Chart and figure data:
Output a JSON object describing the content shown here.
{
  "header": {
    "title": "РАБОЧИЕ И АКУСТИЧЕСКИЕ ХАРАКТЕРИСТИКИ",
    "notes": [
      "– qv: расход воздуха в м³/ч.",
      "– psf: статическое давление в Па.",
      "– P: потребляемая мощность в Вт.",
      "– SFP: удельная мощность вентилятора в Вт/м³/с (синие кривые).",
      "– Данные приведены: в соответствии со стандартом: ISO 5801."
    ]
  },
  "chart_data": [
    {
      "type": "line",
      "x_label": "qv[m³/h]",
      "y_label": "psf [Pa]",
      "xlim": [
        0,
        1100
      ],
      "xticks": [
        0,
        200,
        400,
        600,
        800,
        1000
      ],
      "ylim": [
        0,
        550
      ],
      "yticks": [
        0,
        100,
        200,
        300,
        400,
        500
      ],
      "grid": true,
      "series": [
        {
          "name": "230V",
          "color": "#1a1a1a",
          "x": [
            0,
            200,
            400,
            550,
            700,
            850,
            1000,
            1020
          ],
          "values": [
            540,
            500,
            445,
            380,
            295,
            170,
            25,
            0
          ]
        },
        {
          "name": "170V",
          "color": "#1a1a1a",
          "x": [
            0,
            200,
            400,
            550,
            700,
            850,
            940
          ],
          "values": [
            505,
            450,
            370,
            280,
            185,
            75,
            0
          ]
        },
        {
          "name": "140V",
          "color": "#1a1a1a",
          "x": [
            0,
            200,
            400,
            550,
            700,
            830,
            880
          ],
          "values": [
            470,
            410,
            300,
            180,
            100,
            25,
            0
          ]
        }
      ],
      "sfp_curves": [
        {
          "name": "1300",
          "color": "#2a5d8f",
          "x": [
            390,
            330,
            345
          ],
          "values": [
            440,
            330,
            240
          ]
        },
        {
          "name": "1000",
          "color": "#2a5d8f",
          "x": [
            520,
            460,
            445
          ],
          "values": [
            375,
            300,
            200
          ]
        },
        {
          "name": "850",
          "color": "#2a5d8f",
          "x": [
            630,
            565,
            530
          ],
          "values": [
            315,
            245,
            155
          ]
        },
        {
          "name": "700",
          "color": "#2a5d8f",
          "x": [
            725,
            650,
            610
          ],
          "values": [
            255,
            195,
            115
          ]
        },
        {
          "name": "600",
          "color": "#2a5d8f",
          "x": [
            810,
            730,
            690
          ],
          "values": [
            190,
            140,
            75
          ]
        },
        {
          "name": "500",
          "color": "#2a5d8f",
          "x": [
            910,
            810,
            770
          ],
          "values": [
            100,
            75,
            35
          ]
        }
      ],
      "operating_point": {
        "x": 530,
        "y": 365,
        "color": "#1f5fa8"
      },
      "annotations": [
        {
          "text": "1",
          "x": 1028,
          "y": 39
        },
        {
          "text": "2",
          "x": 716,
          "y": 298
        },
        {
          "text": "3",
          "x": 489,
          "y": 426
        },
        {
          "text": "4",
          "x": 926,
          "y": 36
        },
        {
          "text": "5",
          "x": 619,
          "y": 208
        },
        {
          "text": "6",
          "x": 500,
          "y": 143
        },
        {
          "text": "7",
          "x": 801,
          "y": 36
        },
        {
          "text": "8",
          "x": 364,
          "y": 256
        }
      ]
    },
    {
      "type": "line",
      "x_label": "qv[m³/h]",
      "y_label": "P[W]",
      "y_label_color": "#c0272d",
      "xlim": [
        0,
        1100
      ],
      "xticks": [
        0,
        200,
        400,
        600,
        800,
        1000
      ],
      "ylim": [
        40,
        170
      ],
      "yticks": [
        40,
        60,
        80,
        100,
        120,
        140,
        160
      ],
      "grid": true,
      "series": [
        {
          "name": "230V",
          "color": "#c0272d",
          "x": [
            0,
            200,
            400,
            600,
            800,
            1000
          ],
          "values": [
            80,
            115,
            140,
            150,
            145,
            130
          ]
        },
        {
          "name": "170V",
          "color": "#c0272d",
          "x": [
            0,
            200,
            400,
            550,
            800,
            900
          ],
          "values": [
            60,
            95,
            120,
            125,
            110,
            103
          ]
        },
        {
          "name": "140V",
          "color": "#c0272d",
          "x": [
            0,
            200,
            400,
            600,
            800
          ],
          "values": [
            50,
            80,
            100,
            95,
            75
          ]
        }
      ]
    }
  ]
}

Your goal » Write out the material exactly as given.

Finished exercise »
Output a JSON object describing the content shown here.
{
  "header": {
    "title": "РАБОЧИЕ И АКУСТИЧЕСКИЕ ХАРАКТЕРИСТИКИ",
    "notes": [
      "– qv: расход воздуха в м³/ч.",
      "– psf: статическое давление в Па.",
      "– P: потребляемая мощность в Вт.",
      "– SFP: удельная мощность вентилятора в Вт/м³/с (синие кривые).",
      "– Данные приведены: в соответствии со стандартом: ISO 5801."
    ]
  },
  "chart_data": [
    {
      "type": "line",
      "x_label": "qv[m³/h]",
      "y_label": "psf [Pa]",
      "xlim": [
        0,
        1100
      ],
      "xticks": [
        0,
        200,
        400,
        600,
        800,
        1000
      ],
      "ylim": [
        0,
        550
      ],
      "yticks": [
        0,
        100,
        200,
        300,
        400,
        500
      ],
      "grid": true,
      "series": [
        {
          "name": "230V",
          "color": "#1a1a1a",
          "x": [
            0,
            200,
            400,
            550,
            700,
            850,
            1000,
            1020
          ],
          "values": [
            540,
            500,
            445,
            380,
            295,
            170,
            25,
            0
          ]
        },
        {
          "name": "170V",
          "color": "#1a1a1a",
          "x": [
            0,
            200,
            400,
            550,
            700,
            850,
            940
          ],
          "values": [
            505,
            450,
            370,
            280,
            185,
            75,
            0
          ]
        },
        {
          "name": "140V",
          "color": "#1a1a1a",
          "x": [
            0,
            200,
            400,
            550,
            700,
            830,
            880
          ],
          "values": [
            470,
            410,
            300,
            180,
            100,
            25,
            0
          ]
        }
      ],
      "sfp_curves": [
        {
          "name": "1300",
          "color": "#2a5d8f",
          "x": [
            390,
            330,
            345
          ],
          "values": [
            440,
            330,
            240
          ]
        },
        {
          "name": "1000",
          "color": "#2a5d8f",
          "x": [
            520,
            460,
            445
          ],
          "values": [
            375,
            300,
            200
          ]
        },
        {
          "name": "850",
          "color": "#2a5d8f",
          "x": [
            630,
            565,
            530
          ],
          "values": [
            315,
            245,
            155
          ]
        },
        {
          "name": "700",
          "color": "#2a5d8f",
          "x": [
            725,
            650,
            610
          ],
          "values": [
            255,
            195,
            115
          ]
        },
        {
          "name": "600",
          "color": "#2a5d8f",
          "x": [
            810,
            730,
            690
          ],
          "values": [
            190,
            140,
            75
          ]
        },
        {
          "name": "500",
          "color": "#2a5d8f",
          "x": [
            910,
            810,
            770
          ],
          "values": [
            100,
            75,
            35
          ]
        }
      ],
      "operating_point": {
        "x": 530,
        "y": 365,
        "color": "#1f5fa8"
      },
      "annotations": [
        {
          "text": "1",
          "x": 1028,
          "y": 39
        },
        {
          "text": "2",
          "x": 716,
          "y": 298
        },
        {
          "text": "3",
          "x": 489,
          "y": 426
        },
        {
          "text": "4",
          "x": 926,
          "y": 36
        },
        {
          "text": "5",
          "x": 619,
          "y": 208
        },
        {
          "text": "6",
          "x": 500,
          "y": 143
        },
        {
          "text": "7",
          "x": 801,
          "y": 36
        },
        {
          "text": "8",
          "x": 364,
          "y": 256
        }
      ]
    },
    {
      "type": "line",
      "x_label": "qv[m³/h]",
      "y_label": "P[W]",
      "y_label_color": "#c0272d",
      "xlim": [
        0,
        1100
      ],
      "xticks": [
        0,
        200,
        400,
        600,
        800,
        1000
      ],
      "ylim": [
        40,
        170
      ],
      "yticks": [
        40,
        60,
        80,
        100,
        120,
        140,
        160
      ],
      "grid": true,
      "series": [
        {
          "name": "230V",
          "color": "#c0272d",
          "x": [
            0,
            200,
            400,
            600,
            800,
            1000
          ],
          "values": [
            80,
            115,
            140,
            150,
            145,
            130
          ]
        },
        {
          "name": "170V",
          "color": "#c0272d",
          "x": [
            0,
            200,
            400,
            550,
            800,
            900
          ],
          "values": [
            60,
            95,
            120,
            125,
            110,
            103
          ]
        },
        {
          "name": "140V",
          "color": "#c0272d",
          "x": [
            0,
            200,
            400,
            600,
            800
          ],
          "values": [
            50,
            80,
            100,
            95,
            75
          ]
        }
      ]
    }
  ]
}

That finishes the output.